*Task to carry out*. From the entries that follow, extract each line holding the string "subtitle".

Records from a collection
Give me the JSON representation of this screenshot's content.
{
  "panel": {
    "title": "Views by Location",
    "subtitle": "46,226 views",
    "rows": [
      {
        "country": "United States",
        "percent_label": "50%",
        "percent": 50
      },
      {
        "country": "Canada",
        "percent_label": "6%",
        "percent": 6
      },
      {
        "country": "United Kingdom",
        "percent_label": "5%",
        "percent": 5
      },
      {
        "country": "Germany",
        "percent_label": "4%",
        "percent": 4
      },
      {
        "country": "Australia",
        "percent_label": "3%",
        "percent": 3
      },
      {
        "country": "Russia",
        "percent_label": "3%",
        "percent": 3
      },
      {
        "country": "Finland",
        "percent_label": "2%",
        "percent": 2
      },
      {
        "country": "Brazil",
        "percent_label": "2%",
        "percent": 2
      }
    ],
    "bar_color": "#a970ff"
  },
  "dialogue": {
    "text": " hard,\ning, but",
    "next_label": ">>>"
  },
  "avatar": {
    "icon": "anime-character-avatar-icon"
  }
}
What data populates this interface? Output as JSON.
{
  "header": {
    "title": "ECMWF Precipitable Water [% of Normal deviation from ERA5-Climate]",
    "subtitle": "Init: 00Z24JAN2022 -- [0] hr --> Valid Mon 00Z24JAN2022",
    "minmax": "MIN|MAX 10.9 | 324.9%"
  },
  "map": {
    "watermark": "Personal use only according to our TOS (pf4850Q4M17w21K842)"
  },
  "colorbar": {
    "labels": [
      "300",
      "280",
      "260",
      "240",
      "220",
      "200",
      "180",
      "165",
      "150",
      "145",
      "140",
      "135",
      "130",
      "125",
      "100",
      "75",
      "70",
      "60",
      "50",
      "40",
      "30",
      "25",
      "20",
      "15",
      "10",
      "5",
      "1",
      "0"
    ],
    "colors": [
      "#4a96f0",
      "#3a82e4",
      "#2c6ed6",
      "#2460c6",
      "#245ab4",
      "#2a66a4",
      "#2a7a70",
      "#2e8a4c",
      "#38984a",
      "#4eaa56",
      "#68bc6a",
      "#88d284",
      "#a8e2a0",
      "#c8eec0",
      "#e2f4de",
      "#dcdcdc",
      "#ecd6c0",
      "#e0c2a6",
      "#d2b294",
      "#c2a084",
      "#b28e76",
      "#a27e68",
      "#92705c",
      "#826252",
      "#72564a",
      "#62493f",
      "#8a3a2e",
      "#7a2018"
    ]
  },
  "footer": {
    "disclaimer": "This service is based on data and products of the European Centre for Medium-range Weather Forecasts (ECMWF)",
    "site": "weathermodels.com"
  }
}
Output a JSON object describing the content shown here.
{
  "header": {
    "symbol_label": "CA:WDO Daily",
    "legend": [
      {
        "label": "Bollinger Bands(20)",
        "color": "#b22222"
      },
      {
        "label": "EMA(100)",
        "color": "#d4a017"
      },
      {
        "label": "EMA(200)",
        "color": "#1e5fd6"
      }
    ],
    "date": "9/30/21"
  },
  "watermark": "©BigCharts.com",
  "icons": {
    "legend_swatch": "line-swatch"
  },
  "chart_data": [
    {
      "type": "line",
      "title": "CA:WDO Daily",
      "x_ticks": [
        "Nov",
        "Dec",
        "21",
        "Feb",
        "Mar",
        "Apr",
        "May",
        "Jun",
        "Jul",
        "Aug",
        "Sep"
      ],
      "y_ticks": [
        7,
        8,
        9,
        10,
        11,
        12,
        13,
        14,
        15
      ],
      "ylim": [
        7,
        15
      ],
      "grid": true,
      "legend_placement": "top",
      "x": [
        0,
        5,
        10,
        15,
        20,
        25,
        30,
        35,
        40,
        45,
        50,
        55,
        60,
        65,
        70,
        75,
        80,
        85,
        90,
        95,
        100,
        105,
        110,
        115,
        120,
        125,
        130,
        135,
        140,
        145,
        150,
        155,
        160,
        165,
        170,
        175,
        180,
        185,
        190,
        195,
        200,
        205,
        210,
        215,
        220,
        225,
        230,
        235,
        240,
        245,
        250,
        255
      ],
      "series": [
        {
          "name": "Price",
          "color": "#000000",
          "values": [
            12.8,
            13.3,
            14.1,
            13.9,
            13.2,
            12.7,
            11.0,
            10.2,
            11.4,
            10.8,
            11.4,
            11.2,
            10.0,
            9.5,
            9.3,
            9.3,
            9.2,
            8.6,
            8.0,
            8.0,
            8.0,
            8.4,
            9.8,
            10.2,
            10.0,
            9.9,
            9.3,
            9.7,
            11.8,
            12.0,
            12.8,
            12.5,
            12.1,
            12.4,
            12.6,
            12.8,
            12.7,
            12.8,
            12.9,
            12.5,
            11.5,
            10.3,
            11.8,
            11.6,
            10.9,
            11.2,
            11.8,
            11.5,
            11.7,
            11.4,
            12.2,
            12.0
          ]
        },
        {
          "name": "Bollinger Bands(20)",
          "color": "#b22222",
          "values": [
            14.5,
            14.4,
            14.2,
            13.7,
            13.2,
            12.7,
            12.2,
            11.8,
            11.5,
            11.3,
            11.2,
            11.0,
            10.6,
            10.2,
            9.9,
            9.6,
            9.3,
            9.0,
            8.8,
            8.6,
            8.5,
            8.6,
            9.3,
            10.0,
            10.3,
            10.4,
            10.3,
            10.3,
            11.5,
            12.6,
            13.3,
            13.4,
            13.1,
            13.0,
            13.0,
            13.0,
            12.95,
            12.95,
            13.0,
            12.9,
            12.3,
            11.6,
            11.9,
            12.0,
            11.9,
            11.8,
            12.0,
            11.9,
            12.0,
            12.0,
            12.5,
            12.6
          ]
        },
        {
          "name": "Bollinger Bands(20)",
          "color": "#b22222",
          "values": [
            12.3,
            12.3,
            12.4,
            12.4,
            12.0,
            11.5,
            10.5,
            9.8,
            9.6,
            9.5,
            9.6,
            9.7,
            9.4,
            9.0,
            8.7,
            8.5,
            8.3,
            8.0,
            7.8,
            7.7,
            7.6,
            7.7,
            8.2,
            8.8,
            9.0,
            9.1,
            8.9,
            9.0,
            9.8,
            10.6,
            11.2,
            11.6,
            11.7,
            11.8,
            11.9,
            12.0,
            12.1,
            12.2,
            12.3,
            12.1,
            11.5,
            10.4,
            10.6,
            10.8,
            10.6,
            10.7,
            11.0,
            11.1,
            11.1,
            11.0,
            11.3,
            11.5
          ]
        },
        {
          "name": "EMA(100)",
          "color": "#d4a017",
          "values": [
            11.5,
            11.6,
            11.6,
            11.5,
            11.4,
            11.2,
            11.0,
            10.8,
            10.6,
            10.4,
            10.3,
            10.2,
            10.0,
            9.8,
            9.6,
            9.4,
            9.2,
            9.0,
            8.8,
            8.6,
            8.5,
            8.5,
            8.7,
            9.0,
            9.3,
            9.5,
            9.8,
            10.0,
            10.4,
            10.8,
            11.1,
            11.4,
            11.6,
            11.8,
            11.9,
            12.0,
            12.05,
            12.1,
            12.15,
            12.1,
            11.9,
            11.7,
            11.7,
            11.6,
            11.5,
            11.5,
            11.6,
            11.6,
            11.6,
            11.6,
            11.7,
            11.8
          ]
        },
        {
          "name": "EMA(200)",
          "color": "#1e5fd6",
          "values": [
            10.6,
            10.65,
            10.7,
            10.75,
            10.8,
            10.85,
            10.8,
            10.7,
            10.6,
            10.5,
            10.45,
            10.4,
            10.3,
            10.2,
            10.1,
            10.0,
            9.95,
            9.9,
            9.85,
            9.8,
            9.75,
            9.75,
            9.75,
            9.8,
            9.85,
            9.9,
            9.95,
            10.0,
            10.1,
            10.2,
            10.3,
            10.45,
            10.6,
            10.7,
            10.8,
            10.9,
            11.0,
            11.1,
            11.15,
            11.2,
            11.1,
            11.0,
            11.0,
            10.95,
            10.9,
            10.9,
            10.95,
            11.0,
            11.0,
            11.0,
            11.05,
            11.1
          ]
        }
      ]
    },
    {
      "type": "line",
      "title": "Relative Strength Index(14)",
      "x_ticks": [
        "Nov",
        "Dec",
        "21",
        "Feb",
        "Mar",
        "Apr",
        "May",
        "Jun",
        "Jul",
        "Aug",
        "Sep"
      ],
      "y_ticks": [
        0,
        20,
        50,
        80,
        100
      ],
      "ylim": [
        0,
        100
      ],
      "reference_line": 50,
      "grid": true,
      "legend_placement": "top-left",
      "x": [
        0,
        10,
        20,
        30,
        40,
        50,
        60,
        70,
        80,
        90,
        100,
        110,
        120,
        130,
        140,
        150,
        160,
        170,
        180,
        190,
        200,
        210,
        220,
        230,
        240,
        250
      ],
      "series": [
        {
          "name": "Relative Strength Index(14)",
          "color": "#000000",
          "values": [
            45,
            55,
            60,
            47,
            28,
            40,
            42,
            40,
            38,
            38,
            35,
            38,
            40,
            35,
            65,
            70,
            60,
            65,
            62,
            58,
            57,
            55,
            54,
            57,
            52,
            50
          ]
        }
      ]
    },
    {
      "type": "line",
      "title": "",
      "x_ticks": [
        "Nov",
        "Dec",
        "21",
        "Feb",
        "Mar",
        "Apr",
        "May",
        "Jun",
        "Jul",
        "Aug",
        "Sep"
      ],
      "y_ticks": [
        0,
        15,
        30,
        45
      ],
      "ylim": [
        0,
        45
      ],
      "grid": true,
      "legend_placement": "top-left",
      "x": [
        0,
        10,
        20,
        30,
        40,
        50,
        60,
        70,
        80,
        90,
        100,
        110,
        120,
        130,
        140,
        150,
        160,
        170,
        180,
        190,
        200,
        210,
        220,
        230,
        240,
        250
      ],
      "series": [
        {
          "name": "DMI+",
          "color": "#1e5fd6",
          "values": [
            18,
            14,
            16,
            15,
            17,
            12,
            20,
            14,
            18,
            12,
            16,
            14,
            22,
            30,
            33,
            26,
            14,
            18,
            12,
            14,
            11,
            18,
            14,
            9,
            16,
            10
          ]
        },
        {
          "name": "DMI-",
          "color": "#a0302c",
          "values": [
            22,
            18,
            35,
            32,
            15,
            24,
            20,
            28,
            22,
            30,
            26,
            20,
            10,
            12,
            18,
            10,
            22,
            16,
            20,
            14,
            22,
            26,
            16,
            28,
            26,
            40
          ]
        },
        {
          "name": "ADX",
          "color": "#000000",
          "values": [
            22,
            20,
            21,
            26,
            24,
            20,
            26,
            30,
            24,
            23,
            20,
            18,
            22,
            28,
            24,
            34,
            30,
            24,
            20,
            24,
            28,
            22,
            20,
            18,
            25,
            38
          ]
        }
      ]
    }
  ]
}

*Response to the exercise*.
    "subtitle": "46,226 views",
    "subtitle": "Init: 00Z24JAN2022 -- [0] hr --> Valid Mon 00Z24JAN2022",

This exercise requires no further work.